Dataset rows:

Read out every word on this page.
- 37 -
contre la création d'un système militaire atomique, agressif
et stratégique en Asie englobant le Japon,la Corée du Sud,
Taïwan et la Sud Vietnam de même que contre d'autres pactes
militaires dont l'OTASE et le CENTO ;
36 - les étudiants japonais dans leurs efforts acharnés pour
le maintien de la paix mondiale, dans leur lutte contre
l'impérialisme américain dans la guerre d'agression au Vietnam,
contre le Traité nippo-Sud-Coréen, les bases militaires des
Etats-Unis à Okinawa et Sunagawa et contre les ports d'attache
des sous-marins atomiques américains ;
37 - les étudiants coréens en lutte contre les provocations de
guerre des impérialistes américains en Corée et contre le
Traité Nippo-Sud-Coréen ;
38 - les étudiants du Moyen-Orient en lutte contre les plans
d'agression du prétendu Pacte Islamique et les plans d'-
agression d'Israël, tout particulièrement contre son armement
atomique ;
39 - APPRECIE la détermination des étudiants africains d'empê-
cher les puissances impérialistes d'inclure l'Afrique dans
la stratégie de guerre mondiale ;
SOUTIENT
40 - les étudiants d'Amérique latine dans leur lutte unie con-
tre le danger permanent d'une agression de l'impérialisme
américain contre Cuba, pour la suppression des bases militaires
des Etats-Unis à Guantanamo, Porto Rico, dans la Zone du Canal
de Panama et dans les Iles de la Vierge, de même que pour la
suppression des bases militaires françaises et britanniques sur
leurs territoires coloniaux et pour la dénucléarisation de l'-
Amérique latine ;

Stated problem: Reproduce every line from the entries that holds the word "Etats".

Exercise result:
Etats-Unis à Okinawa et Sunagawa et contre les ports d'attache
des Etats-Unis à Guantanamo, Porto Rico, dans la Zone du Canal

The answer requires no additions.